[START]
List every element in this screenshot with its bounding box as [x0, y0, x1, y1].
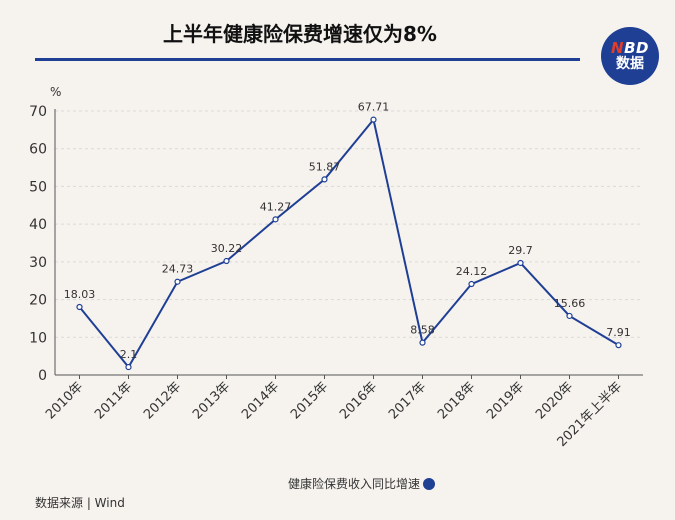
logo-data-text: 数据 — [616, 55, 644, 72]
x-tick-label: 2011年 — [92, 379, 135, 422]
data-point — [370, 116, 377, 123]
x-tick-label: 2017年 — [386, 379, 429, 422]
data-label: 30.22 — [211, 242, 243, 255]
x-tick-label: 2013年 — [190, 379, 233, 422]
data-point — [615, 342, 622, 349]
y-tick-label: 60 — [29, 142, 47, 158]
logo-nbd-text: NBD — [611, 38, 649, 57]
y-tick-label: 0 — [38, 368, 47, 384]
source-note: 数据来源 | Wind — [35, 496, 125, 510]
y-tick-label: 70 — [29, 104, 47, 120]
nbd-logo: NBD 数据 — [601, 27, 659, 85]
x-tick-label: 2014年 — [239, 379, 282, 422]
y-tick-label: 20 — [29, 293, 47, 309]
y-tick-label: 40 — [29, 217, 47, 233]
data-label: 15.66 — [554, 297, 586, 310]
data-label: 29.7 — [508, 244, 533, 257]
y-tick-label: 50 — [29, 179, 47, 195]
data-point — [566, 312, 573, 320]
data-point — [174, 278, 181, 285]
data-point — [419, 339, 426, 346]
legend-marker — [423, 478, 435, 490]
chart-title: 上半年健康险保费增速仅为8% — [163, 22, 437, 46]
data-label: 18.03 — [64, 288, 96, 301]
data-label: 7.91 — [606, 326, 631, 339]
data-label: 67.71 — [358, 101, 390, 114]
y-axis-unit-label: % — [50, 85, 61, 99]
data-label: 41.27 — [260, 200, 292, 213]
data-point — [125, 363, 132, 371]
x-tick-label: 2020年 — [533, 379, 576, 422]
data-label: 2.1 — [120, 348, 138, 361]
data-label: 51.87 — [309, 160, 341, 173]
data-point — [468, 280, 475, 288]
data-label: 24.12 — [456, 265, 488, 278]
title-divider — [35, 58, 580, 61]
data-point — [76, 303, 83, 311]
x-tick-label: 2018年 — [435, 379, 478, 422]
data-label: 8.58 — [410, 324, 435, 337]
data-point — [321, 176, 328, 183]
data-point — [272, 216, 279, 223]
x-tick-label: 2010年 — [43, 379, 86, 422]
data-label: 24.73 — [162, 263, 194, 276]
x-tick-label: 2012年 — [141, 379, 184, 422]
data-point — [223, 257, 230, 265]
series-line — [78, 117, 620, 369]
y-tick-label: 30 — [29, 255, 47, 271]
y-tick-label: 10 — [29, 330, 47, 346]
x-tick-label: 2015年 — [288, 379, 331, 422]
x-tick-label: 2016年 — [337, 379, 380, 422]
data-point — [517, 259, 524, 267]
x-tick-label: 2019年 — [484, 379, 527, 422]
legend-label: 健康险保费收入同比增速 — [288, 476, 420, 491]
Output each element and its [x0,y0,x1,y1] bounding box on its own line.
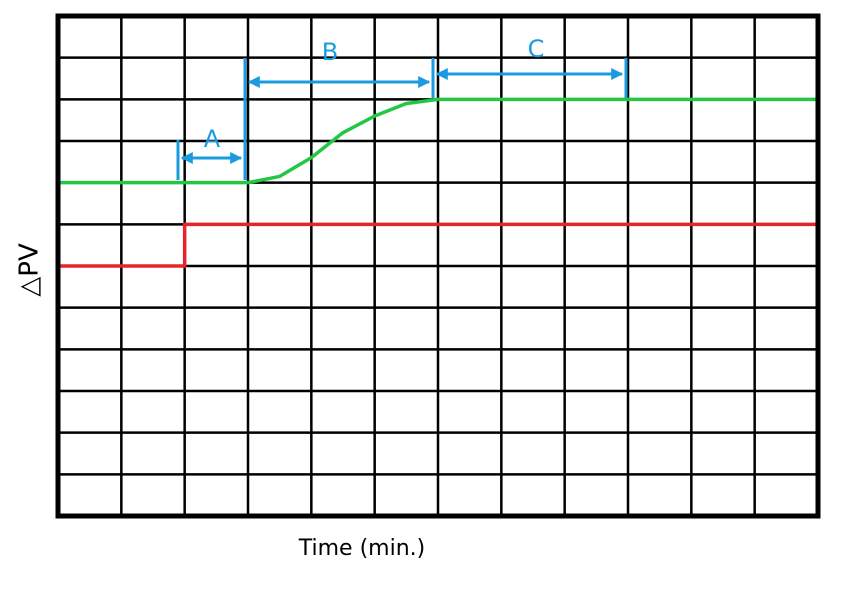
annotation: C [528,35,545,63]
lines [58,97,818,268]
series-line [58,97,818,185]
series-line [58,222,818,268]
x-axis-label: Time (min.) [298,536,425,561]
annotation: A [204,125,221,153]
annotations: A B C [176,35,628,180]
plot-frame [55,13,821,519]
y-axis-label: △PV [15,243,45,297]
annotation: B [322,38,338,66]
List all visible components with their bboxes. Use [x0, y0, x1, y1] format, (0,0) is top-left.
[END]
» Task directions
Can you reproduce the listing above word for word, starting at the line containing "annotation: C [528,35,545,63]" and ending at its final line, with both of those lines included?

» Correct result
annotation: C [528,35,545,63]
lines [58,97,818,268]
series-line [58,97,818,185]
series-line [58,222,818,268]
x-axis-label: Time (min.) [298,536,425,561]
annotation: A [204,125,221,153]
annotations: A B C [176,35,628,180]
plot-frame [55,13,821,519]
y-axis-label: △PV [15,243,45,297]
annotation: B [322,38,338,66]
List all visible components with their bboxes. Use [x0, y0, x1, y1] format, (0,0) is top-left.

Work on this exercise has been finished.